WHAT TO DO.
Repeat all of the material below exactly as written, images excluded.

INPUT ROWS.
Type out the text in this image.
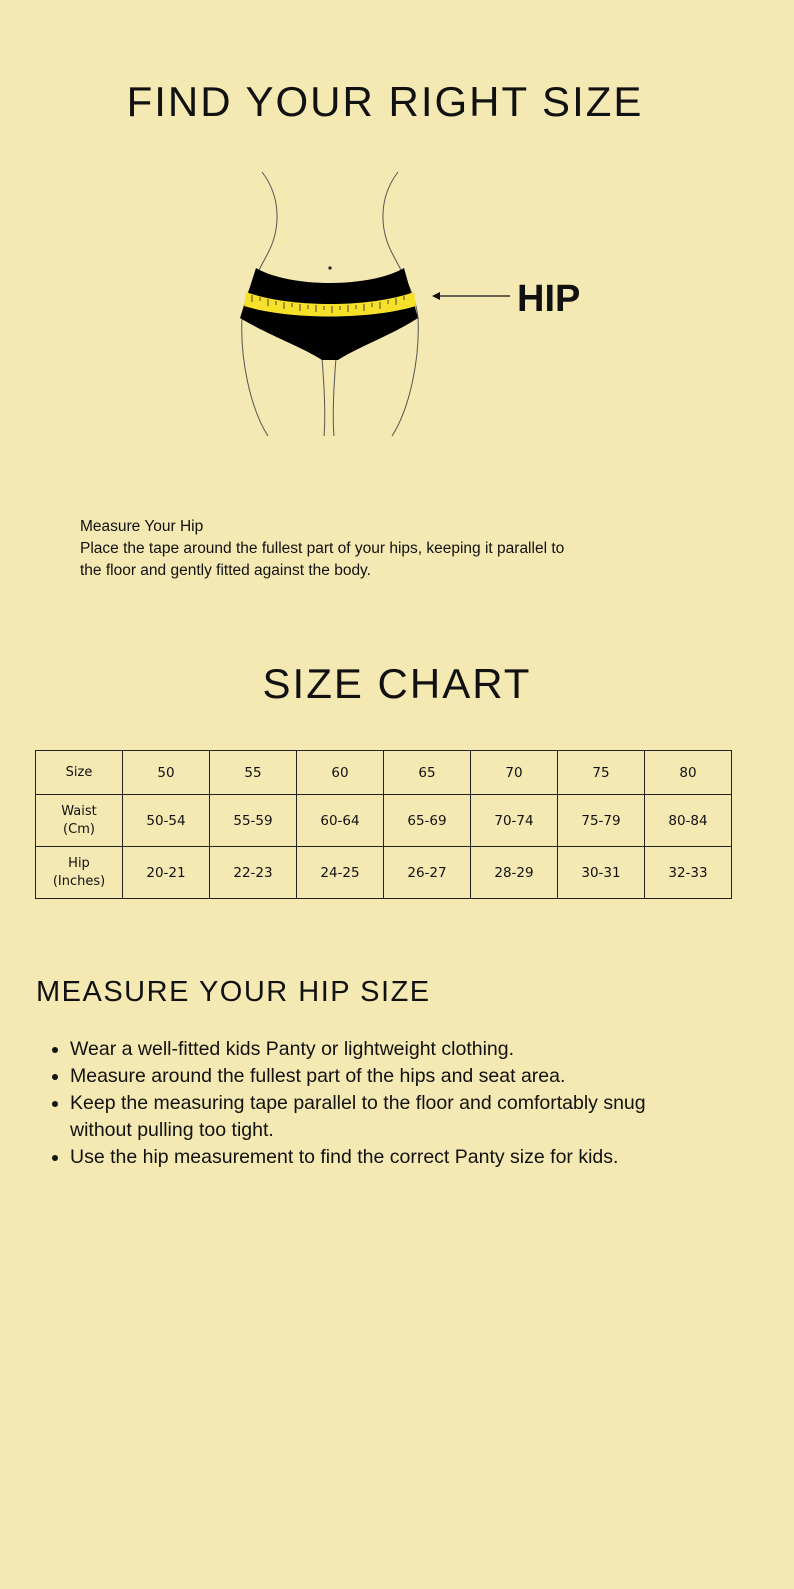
FIND YOUR RIGHT SIZE
HIP
Measure Your Hip
Place the tape around the fullest part of your hips, keeping it parallel to
the floor and gently fitted against the body.
SIZE CHART
Size	50	55	60	65	70	75	80
Waist
(Cm)	50-54	55-59	60-64	65-69	70-74	75-79	80-84
Hip
(Inches)	20-21	22-23	24-25	26-27	28-29	30-31	32-33
MEASURE YOUR HIP SIZE
• Wear a well-fitted kids Panty or lightweight clothing.
• Measure around the fullest part of the hips and seat area.
• Keep the measuring tape parallel to the floor and comfortably snug without pulling too tight.
• Use the hip measurement to find the correct Panty size for kids.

RESPONSE FOR THIS EXERCISE.
Type out the text in this image.
FIND YOUR RIGHT SIZE
HIP
Measure Your Hip
Place the tape around the fullest part of your hips, keeping it parallel to
the floor and gently fitted against the body.
SIZE CHART
Size	50	55	60	65	70	75	80
Waist
(Cm)	50-54	55-59	60-64	65-69	70-74	75-79	80-84
Hip
(Inches)	20-21	22-23	24-25	26-27	28-29	30-31	32-33
MEASURE YOUR HIP SIZE
• Wear a well-fitted kids Panty or lightweight clothing.
• Measure around the fullest part of the hips and seat area.
• Keep the measuring tape parallel to the floor and comfortably snug without pulling too tight.
• Use the hip measurement to find the correct Panty size for kids.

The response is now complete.